| Your instructions |
Copy, from the entries below, each line in which the string "Date" appears.

| Exercise data |
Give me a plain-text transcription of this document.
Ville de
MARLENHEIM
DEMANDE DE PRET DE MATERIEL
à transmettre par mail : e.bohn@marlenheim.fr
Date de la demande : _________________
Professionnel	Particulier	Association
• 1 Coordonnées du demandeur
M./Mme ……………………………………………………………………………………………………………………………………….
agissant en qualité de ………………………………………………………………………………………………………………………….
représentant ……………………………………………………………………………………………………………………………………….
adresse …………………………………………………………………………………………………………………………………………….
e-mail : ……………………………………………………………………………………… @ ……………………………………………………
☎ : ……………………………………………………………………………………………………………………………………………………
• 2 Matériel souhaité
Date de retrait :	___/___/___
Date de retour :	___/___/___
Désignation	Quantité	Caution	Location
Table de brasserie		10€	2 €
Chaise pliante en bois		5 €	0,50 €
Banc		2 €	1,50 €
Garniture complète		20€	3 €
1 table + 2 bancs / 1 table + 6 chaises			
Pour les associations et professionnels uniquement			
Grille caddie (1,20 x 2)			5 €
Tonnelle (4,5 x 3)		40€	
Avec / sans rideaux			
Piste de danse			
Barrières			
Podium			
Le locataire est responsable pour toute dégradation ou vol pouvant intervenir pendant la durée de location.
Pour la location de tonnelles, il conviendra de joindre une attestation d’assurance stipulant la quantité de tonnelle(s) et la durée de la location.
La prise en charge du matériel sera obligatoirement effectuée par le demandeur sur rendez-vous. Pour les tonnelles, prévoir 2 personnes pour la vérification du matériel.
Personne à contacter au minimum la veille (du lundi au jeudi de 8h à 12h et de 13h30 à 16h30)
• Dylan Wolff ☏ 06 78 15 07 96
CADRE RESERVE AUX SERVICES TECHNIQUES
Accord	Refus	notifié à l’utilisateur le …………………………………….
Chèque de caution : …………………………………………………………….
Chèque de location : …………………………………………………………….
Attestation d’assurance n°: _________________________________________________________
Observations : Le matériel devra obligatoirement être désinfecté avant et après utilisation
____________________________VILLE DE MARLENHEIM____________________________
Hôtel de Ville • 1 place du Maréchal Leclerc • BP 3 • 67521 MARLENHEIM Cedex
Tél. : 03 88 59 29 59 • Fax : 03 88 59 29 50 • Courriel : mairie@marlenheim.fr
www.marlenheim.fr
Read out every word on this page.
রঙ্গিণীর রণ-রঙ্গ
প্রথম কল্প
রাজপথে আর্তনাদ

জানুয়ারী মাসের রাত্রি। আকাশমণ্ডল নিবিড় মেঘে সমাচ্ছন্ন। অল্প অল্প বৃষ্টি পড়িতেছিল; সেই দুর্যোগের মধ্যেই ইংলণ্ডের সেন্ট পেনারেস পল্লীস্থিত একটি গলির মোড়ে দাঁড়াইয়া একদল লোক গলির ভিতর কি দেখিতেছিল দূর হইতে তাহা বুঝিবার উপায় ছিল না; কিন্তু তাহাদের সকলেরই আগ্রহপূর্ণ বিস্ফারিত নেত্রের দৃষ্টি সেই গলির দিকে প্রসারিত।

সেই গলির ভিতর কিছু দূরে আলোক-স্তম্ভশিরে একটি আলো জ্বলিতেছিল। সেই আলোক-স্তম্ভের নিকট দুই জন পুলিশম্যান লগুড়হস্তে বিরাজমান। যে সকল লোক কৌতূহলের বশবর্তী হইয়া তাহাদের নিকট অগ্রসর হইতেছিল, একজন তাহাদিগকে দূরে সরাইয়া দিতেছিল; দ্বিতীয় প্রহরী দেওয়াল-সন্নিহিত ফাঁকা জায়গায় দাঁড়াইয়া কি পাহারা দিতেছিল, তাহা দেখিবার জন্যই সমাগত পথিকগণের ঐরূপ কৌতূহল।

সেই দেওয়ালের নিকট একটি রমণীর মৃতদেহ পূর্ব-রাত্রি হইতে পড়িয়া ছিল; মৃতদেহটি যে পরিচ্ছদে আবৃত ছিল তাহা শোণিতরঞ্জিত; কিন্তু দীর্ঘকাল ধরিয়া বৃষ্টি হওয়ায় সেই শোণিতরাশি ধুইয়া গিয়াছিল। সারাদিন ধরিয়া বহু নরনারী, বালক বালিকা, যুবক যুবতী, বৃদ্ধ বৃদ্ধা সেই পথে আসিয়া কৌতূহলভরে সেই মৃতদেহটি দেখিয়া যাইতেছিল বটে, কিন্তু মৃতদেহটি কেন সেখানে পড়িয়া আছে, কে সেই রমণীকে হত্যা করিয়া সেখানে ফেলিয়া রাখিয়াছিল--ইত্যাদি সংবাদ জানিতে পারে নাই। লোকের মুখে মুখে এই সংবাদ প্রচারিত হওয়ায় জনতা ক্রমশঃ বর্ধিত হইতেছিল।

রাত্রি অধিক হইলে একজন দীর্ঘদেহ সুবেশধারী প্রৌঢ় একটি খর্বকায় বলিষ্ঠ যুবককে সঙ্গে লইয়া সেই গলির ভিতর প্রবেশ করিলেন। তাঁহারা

| Finished task |
Date de la demande : _________________
Date de retrait :	___/___/___
Date de retour :	___/___/___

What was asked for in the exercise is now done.